Do this. Copy all the entries below exactly, but not the pictures.
********************
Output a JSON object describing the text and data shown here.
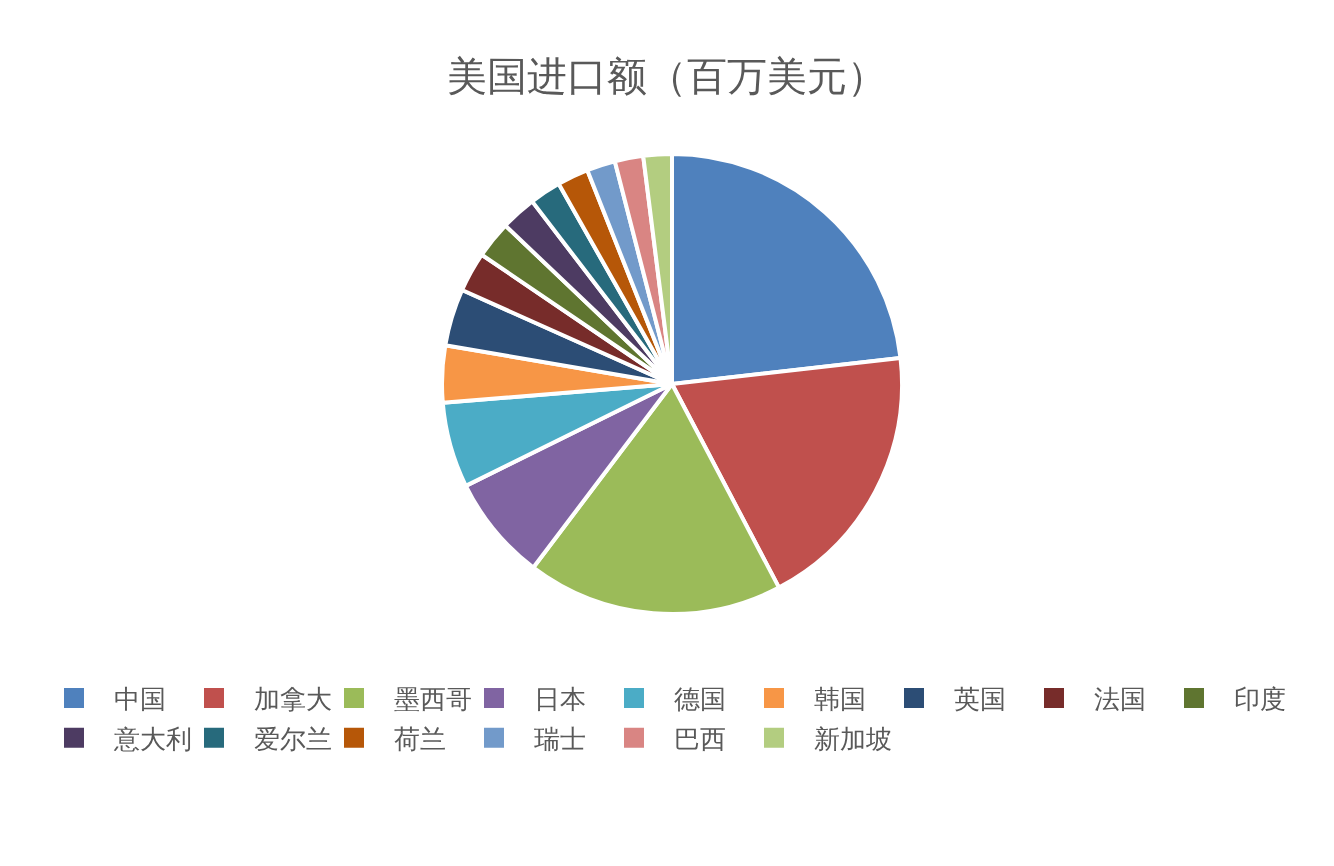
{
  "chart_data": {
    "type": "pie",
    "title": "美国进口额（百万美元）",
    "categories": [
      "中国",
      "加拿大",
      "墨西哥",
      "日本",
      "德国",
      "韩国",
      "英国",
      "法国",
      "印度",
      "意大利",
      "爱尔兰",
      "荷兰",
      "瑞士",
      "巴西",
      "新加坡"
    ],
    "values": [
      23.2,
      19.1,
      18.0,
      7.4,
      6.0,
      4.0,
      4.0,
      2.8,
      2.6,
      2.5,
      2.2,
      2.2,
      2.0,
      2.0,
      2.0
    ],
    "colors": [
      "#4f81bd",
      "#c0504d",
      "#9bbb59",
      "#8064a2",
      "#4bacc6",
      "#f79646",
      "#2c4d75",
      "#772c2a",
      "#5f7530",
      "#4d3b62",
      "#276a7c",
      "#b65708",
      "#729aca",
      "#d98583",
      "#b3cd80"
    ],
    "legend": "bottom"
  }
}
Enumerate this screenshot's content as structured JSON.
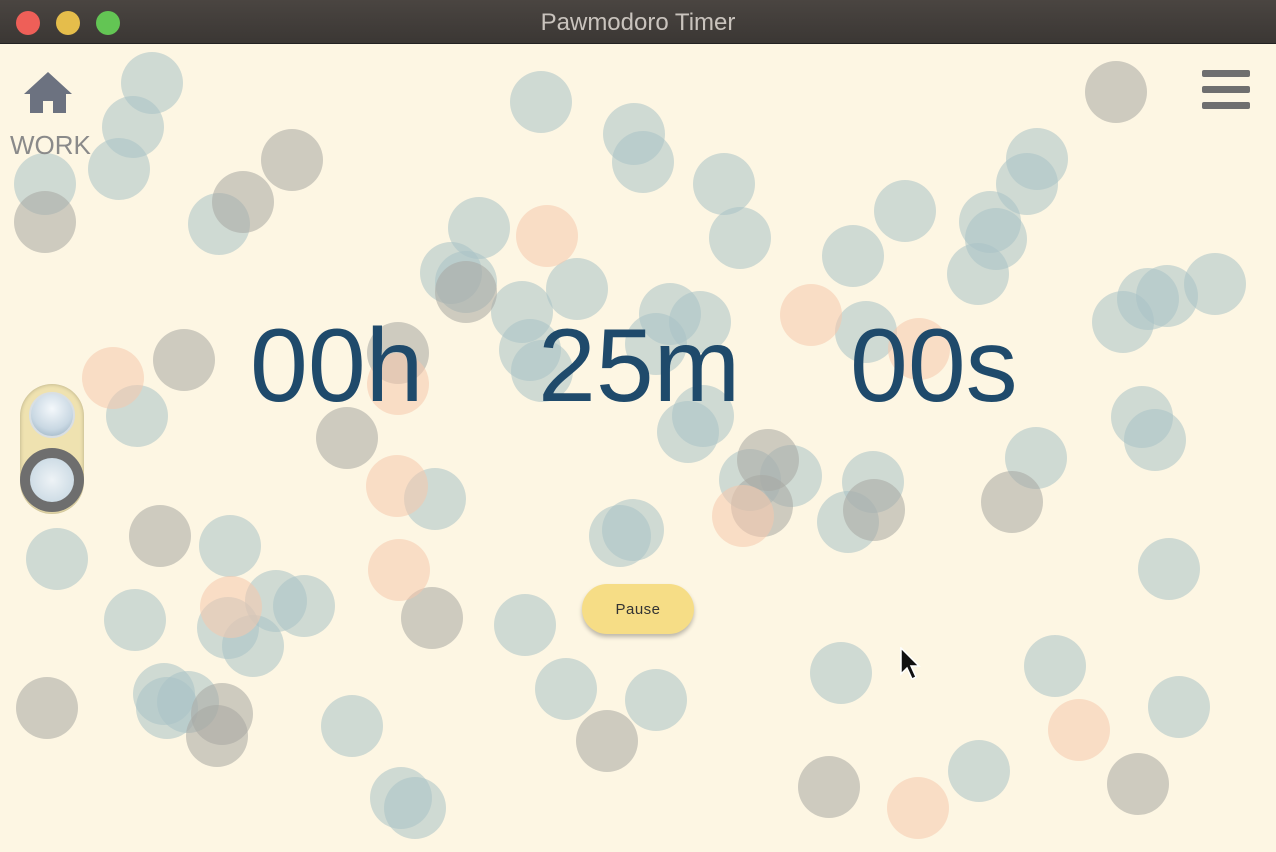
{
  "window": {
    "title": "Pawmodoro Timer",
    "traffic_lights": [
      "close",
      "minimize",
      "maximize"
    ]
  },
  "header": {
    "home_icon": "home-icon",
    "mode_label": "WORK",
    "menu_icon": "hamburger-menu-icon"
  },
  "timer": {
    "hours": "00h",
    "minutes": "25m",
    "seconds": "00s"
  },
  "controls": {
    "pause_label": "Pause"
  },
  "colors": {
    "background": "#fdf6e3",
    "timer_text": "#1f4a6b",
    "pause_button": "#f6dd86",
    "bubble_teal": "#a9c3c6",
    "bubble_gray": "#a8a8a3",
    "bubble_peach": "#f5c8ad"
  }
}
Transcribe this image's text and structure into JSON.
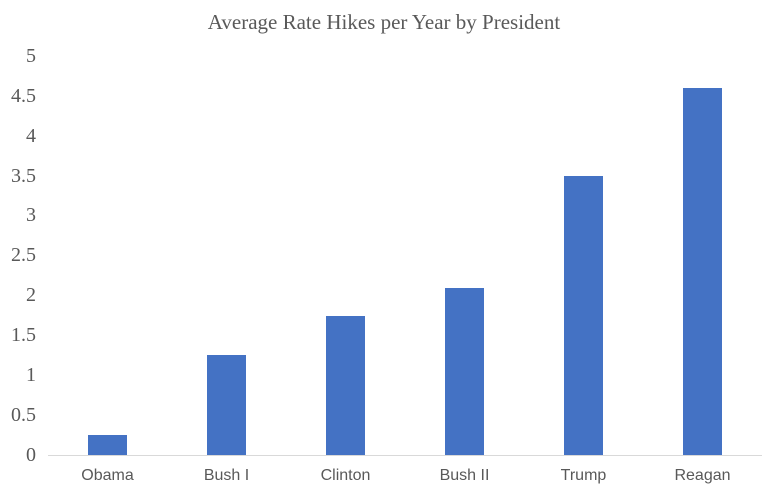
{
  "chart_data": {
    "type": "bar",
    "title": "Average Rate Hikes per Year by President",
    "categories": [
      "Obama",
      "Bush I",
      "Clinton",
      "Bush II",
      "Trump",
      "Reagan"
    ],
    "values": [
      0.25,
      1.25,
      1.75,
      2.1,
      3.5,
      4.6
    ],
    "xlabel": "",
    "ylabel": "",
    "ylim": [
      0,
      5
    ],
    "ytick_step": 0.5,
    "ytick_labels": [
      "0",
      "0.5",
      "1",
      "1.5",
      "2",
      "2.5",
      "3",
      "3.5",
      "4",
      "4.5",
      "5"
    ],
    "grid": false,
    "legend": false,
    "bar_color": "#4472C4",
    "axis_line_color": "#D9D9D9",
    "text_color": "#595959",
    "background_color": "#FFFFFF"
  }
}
********************
Final answer.
Output a JSON object describing the text and data shown here.
{
  "chart_data": {
    "type": "pie",
    "title": "美国进口额（百万美元）",
    "categories": [
      "中国",
      "加拿大",
      "墨西哥",
      "日本",
      "德国",
      "韩国",
      "英国",
      "法国",
      "印度",
      "意大利",
      "爱尔兰",
      "荷兰",
      "瑞士",
      "巴西",
      "新加坡"
    ],
    "values": [
      23.2,
      19.1,
      18.0,
      7.4,
      6.0,
      4.0,
      4.0,
      2.8,
      2.6,
      2.5,
      2.2,
      2.2,
      2.0,
      2.0,
      2.0
    ],
    "colors": [
      "#4f81bd",
      "#c0504d",
      "#9bbb59",
      "#8064a2",
      "#4bacc6",
      "#f79646",
      "#2c4d75",
      "#772c2a",
      "#5f7530",
      "#4d3b62",
      "#276a7c",
      "#b65708",
      "#729aca",
      "#d98583",
      "#b3cd80"
    ],
    "legend": "bottom"
  }
}
Enumerate this screenshot's content as structured JSON.
{
  "window": {
    "title": "Pawmodoro Timer",
    "traffic_lights": [
      "close",
      "minimize",
      "maximize"
    ]
  },
  "header": {
    "home_icon": "home-icon",
    "mode_label": "WORK",
    "menu_icon": "hamburger-menu-icon"
  },
  "timer": {
    "hours": "00h",
    "minutes": "25m",
    "seconds": "00s"
  },
  "controls": {
    "pause_label": "Pause"
  },
  "colors": {
    "background": "#fdf6e3",
    "timer_text": "#1f4a6b",
    "pause_button": "#f6dd86",
    "bubble_teal": "#a9c3c6",
    "bubble_gray": "#a8a8a3",
    "bubble_peach": "#f5c8ad"
  }
}
Transcribe this image's text and structure into JSON.
{
  "chart_data": {
    "type": "bar",
    "title": "Average Rate Hikes per Year by President",
    "categories": [
      "Obama",
      "Bush I",
      "Clinton",
      "Bush II",
      "Trump",
      "Reagan"
    ],
    "values": [
      0.25,
      1.25,
      1.75,
      2.1,
      3.5,
      4.6
    ],
    "xlabel": "",
    "ylabel": "",
    "ylim": [
      0,
      5
    ],
    "ytick_step": 0.5,
    "ytick_labels": [
      "0",
      "0.5",
      "1",
      "1.5",
      "2",
      "2.5",
      "3",
      "3.5",
      "4",
      "4.5",
      "5"
    ],
    "grid": false,
    "legend": false,
    "bar_color": "#4472C4",
    "axis_line_color": "#D9D9D9",
    "text_color": "#595959",
    "background_color": "#FFFFFF"
  }
}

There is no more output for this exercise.